Incremental indices form a group of fit indices that compare the chi-square value of a baseline model to the chi-square of the tested model. LISREL’s normed fit index (NFI; Bentler & Bonnett, 1980) and its extensions, the comparative fit index (CFI) as well as the Tucker-Lewis non-normed fit index (NNFI; Bentler, 1990) fall into this category. Absolute indices, in contrast, determine how well a given model fits the sample data and demonstrate which model has the best fit (Jöreskog, 1993). Included in this category are the chi-square test, the root mean square error of approximation (RMSEA; Steiger, 1990), the root mean square residual (RMR), and the standardised root mean square residual (SRMR; West et al., 2012).
As cut-off points it is usually recommended that CFI (ranging from 0 to 1) should be equal or greater than .950. Somewhat lower values, .930 to .950, are common for the Tucker-Lewis non-normed fit index TLI (Hu & Bentler, 1995). RMSEA and SRMR can both vary from 1 to 0, with a lower value indicating better model fit. RMSEA should be equal or smaller than .060, and SRMR equal or smaller than .090 (Hooper et al., 2008; Hu & Bentler, 1999).

Material from a collection:
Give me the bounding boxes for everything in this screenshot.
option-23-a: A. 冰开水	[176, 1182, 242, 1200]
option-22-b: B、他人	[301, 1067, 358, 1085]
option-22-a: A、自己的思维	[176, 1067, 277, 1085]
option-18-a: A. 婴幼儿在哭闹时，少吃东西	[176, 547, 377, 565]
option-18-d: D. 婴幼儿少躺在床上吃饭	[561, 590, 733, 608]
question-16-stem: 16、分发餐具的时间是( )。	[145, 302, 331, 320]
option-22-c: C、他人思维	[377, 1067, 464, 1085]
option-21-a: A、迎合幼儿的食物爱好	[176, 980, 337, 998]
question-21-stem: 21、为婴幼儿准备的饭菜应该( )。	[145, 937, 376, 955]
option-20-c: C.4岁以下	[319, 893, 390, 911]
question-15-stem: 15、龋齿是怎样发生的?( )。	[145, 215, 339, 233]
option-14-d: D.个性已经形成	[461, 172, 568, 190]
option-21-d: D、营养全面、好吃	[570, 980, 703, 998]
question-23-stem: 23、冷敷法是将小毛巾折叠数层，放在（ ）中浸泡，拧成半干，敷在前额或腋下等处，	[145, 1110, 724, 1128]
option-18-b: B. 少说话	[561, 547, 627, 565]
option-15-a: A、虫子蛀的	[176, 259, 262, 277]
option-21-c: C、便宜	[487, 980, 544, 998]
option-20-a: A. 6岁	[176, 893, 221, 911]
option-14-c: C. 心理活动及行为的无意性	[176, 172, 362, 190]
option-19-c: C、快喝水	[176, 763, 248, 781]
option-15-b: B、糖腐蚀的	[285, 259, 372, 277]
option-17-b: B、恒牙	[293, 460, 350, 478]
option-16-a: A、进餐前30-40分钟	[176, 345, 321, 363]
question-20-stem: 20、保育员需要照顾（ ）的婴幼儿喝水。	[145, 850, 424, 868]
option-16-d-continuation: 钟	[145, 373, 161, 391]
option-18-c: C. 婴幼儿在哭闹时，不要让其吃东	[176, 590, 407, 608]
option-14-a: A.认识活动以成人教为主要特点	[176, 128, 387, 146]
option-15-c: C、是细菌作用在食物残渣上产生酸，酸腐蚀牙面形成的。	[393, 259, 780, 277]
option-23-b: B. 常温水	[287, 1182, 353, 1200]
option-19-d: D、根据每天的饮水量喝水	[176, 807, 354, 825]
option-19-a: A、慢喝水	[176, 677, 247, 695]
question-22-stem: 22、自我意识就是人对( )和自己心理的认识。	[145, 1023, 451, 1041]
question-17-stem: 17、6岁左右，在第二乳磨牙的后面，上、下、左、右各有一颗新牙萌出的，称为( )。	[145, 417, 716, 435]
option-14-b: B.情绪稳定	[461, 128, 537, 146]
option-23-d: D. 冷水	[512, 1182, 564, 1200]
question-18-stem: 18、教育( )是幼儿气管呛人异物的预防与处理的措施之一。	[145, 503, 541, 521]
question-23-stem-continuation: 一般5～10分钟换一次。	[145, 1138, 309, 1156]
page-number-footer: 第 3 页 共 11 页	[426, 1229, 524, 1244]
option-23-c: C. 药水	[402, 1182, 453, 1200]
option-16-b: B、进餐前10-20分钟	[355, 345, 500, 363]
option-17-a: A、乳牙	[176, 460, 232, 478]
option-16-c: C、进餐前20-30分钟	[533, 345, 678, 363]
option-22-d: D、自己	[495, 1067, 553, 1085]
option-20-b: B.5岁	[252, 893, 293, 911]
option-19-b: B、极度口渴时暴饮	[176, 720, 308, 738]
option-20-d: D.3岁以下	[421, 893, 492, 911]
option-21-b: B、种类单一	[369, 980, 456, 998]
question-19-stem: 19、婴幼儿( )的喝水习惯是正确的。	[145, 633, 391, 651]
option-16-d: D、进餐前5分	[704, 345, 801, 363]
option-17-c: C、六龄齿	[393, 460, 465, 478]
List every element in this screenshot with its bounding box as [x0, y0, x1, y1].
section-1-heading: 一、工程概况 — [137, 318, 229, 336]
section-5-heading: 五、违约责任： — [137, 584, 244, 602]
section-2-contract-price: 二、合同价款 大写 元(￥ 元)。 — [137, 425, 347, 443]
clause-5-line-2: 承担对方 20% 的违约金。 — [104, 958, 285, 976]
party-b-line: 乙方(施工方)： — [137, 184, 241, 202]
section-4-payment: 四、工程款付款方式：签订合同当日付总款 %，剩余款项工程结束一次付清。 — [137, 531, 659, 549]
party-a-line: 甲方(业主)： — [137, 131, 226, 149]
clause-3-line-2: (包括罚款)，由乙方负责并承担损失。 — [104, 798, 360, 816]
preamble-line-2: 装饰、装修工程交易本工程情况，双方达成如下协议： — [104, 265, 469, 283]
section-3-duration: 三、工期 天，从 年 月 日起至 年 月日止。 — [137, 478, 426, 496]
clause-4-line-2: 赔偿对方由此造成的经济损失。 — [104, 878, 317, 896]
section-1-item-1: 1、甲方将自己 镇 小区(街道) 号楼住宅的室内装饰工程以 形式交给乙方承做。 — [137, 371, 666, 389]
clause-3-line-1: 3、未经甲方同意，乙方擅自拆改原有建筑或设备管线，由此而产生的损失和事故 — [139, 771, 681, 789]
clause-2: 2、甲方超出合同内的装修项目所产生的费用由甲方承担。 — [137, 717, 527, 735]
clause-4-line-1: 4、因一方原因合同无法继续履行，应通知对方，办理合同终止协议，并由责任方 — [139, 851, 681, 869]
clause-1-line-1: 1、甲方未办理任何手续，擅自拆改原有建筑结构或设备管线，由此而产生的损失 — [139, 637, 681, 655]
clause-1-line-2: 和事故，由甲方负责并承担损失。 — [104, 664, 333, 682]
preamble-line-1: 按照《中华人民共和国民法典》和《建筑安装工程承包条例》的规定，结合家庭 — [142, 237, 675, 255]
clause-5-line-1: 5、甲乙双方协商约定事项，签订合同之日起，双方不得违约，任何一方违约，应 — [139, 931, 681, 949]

- Given exercise:
Carry on the passage about model fit indices, starting right after its final sentence.

- Task answer:
In MGCFA, model fit indices of increasingly constrained models are compared. If the loss in fit when moving from configural to metric and from metric to scalar is not substantial, the higher level of measurement invariance is considered to be valid. Cut-off criteria for the differences in the fit indices are given by Chen (2007) and Cieciuch et al. (2018). According to these sources, the CFI difference should be < .01, the RMSEA difference < .015, and the SRMR difference < .03 for the metric and < .01 for the scalar invariance model.
Since overall coefficients of determination are presently not implemented in Mplus 8, we take these values from the estimations with the Stata 17 structural equation modelling package with identical model specifications (StataCorp, 2021).
Measurement invariance, using MGCFA and the alignment approximation method, was also tested with regard to other groups of respondents based on regional and demographic attributes and on housing parameters (city size, age of building, type of dwelling, ownership, gender, respondent’s age and education). Due to space limitations, we do not report the results of these tests here. The authors will gladly provide the complete results upon request.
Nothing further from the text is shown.